## Testo estratto:
↓

Nelle mie pluridecennali ricerche di
microstoria racalmutese, debbo ammettere che poco ho trovato sulle figure
femminili di Racalmuto.
In controluce affiora qua e là la
condizione della donna in un aggregato
contadino cui accenna da par suo Leonardo Sciascia in Fuoco all’Anima. Il
prototipo della donna contadina è di sicuro la innominata vedova del Giorno
della civetta (pag.415 e ss. V. OPERE
vl I Bompiani). “Era bellina la vedova, castana di
capelli e nerisimi gli occhi, il volto delicato e
sereno ma nelle labbra il vagare di un sorriso malizioso. . “ E il marito contadino e “confidente”,
innamorato e premuroso.
Sciascia ci lascia una galleria di
figure femminili che al di là della
velatura letteraria sono paradigmi del diverso essere, vivere e morire nella
Racalmuto tra l’Ottocento e i tre quarti del Novecento. Vi è molto cliché. Circospetto, quasi sessuofobo,
Leonardo Sciascia non approfondisce l’argomento pur così misterioso, ambiguo,
mediterraneo. Se in generale la vicenda profonda dell’essere donna è molto
obnubilata, l’essere donna a Racalmuto, retriva e libertina al contempo,
violenta ed affettuosa, generosa e sordidamente avara, presa dall’imperiosa
corsa alla “Robba” verghiana, è subire stigmate
deformanti, inconfessabili, deturpanti.
La donna contadina e moglie di
mafiosi ha connotati palpabili ancora a
Racalmuto. Un accenno irriverente – e per noi racalmutesi umilianti – traspare
in i Vecchi e Giovani di Pirandello. La contadinotta procace costretta a recarsi
a Girgenti ove si celebra uno dei tanti processi di mafia in cui il marito o il
padre o il fratello è coinvolto e travolto ed è disponibile a concedersi per
qualche soldo, Pirandello cinicamente, con disprezzo la ritrae in una sorta di
istantanea sfocata e beffarda.
L’intimo di quella vittima della foia
maschile resta mistero: è psicologia indegna della penna di un pur immenso
scrittore. Anche da questo, da siffatto modo di fare letteratura, abbiamo, sia
pure in negativo la fotografia di quella che è stata la disumana visione nel
Sud, nell’agrigentino, in Racalmuto della condanna maschilista del vivere
muliebre.
In mancanza di attenzioni letterarie
e persino cronachistiche, quel che emerge dal vivere di una donna in una società
repressa e sessuofoba quale Racalmuto è
poca o nulla cosa. Ma qui e là, in un testamento, in un processo per faccende
ereditarie di preti non casti, tra le prurigini di preti archivisti dei libri
della anagrafe religiosa della Matrice, qualcosa traspare, persino sotto veste
di ghiottoneria.

↑

## Estratto dei dati:
↓

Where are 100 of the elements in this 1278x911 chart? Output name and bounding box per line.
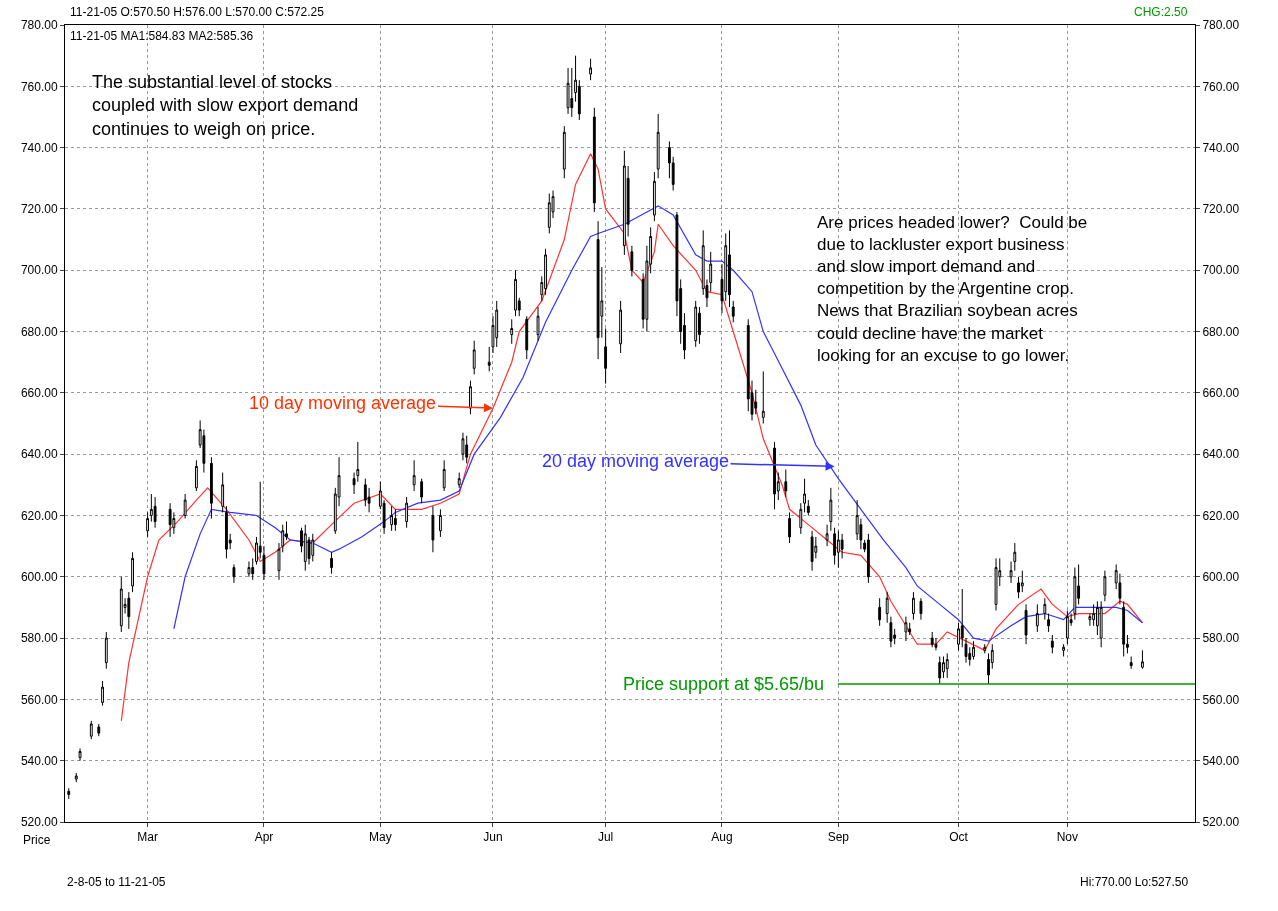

↑

## Obiettivo:
Ricopia dal testo sulle donne di Racalmuto il tratto che va da "Sciascia ci lascia" fino a "deformanti, inconfessabili, deturpanti.".

## Risposta all'esercizio:
Sciascia ci lascia una galleria di
figure femminili che al di là della
velatura letteraria sono paradigmi del diverso essere, vivere e morire nella
Racalmuto tra l’Ottocento e i tre quarti del Novecento. Vi è molto cliché. Circospetto, quasi sessuofobo,
Leonardo Sciascia non approfondisce l’argomento pur così misterioso, ambiguo,
mediterraneo. Se in generale la vicenda profonda dell’essere donna è molto
obnubilata, l’essere donna a Racalmuto, retriva e libertina al contempo,
violenta ed affettuosa, generosa e sordidamente avara, presa dall’imperiosa
corsa alla “Robba” verghiana, è subire stigmate
deformanti, inconfessabili, deturpanti.